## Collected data

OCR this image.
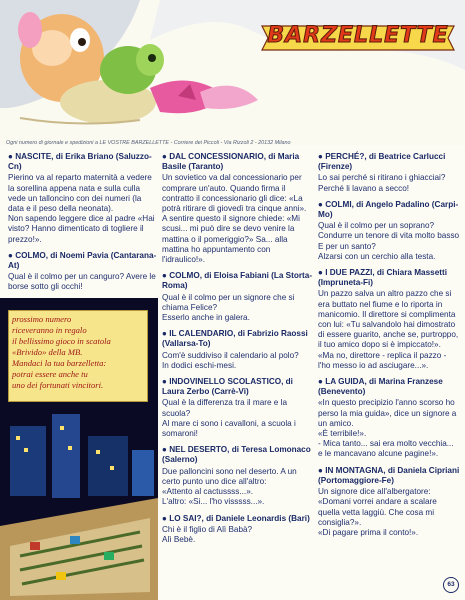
BARZELLETTE
Ogni numero di giornale e spedizioni a LE VOSTRE BARZELLETTE - Corriere dei Piccoli - Via Rizzoli 2 - 20132 Milano
● NASCITE, di Erika Briano (Saluzzo-Cn)

Pierino va al reparto maternità a vedere la sorellina appena nata e sulla culla vede un talloncino con dei numeri (la data e il peso della neonata).

Non sapendo leggere dice al padre «Hai visto? Hanno dimenticato di togliere il prezzo!».

● COLMO, di Noemi Pavia (Cantarana-At)

Qual è il colmo per un canguro? Avere le borse sotto gli occhi!

prossimo numero
riceveranno in regalo
il bellissimo gioco in scatola
«Brivido» della MB.
Mandaci la tua barzelletta:
potrai essere anche tu
uno dei fortunati vincitori.
● DAL CONCESSIONARIO, di Maria Basile (Taranto)

Un sovietico va dal concessionario per comprare un'auto. Quando firma il contratto il concessionario gli dice: «La potrà ritirare di giovedì tra cinque anni».

A sentire questo il signore chiede: «Mi scusi... mi può dire se devo venire la mattina o il pomeriggio?» Sa... alla mattina ho appuntamento con l'idraulico!».

● COLMO, di Eloisa Fabiani (La Storta-Roma)

Qual è il colmo per un signore che si chiama Felice?

Esserlo anche in galera.

● IL CALENDARIO, di Fabrizio Raossi (Vallarsa-To)

Com'è suddiviso il calendario al polo?

In dodici eschi-mesi.

● INDOVINELLO SCOLASTICO, di Laura Zerbo (Carrè-Vi)

Qual è la differenza tra il mare e la scuola?

Al mare ci sono i cavalloni, a scuola i somaroni!

● NEL DESERTO, di Teresa Lomonaco (Salerno)

Due palloncini sono nel deserto. A un certo punto uno dice all'altro:

«Attento al cactussss...».

L'altro: «Si... l'ho visssss...».

● LO SAI?, di Daniele Leonardis (Bari)

Chi è il figlio di Alì Babà?

Alì Bebè.

● PERCHÉ?, di Beatrice Carlucci (Firenze)

Lo sai perché si ritirano i ghiacciai?

Perché li lavano a secco!

● COLMI, di Angelo Padalino (Carpi-Mo)

Qual è il colmo per un soprano? Condurre un tenore di vita molto basso

E per un santo?

Alzarsi con un cerchio alla testa.

● I DUE PAZZI, di Chiara Massetti (Impruneta-Fi)

Un pazzo salva un altro pazzo che si era buttato nel fiume e lo riporta in manicomio. Il direttore si complimenta con lui: «Tu salvandolo hai dimostrato di essere guarito, anche se, purtroppo, il tuo amico dopo si è impiccato!».

«Ma no, direttore - replica il pazzo - l'ho messo io ad asciugare...».

● LA GUIDA, di Marina Franzese (Benevento)

«In questo precipizio l'anno scorso ho perso la mia guida», dice un signore a un amico.

«È terribile!».

- Mica tanto... sai era molto vecchia... e le mancavano alcune pagine!».

● IN MONTAGNA, di Daniela Cipriani (Portomaggiore-Fe)

Un signore dice all'albergatore:

«Domani vorrei andare a scalare quella vetta laggiù. Che cosa mi consiglia?».

«Di pagare prima il conto!».

63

## REQUIRED TASK
Show each line in the entries that holds the string "amico".

## FINISHED TASK
Un pazzo salva un altro pazzo che si era buttato nel fiume e lo riporta in manicomio. Il direttore si complimenta con lui: «Tu salvandolo hai dimostrato di essere guarito, anche se, purtroppo, il tuo amico dopo si è impiccato!».
«In questo precipizio l'anno scorso ho perso la mia guida», dice un signore a un amico.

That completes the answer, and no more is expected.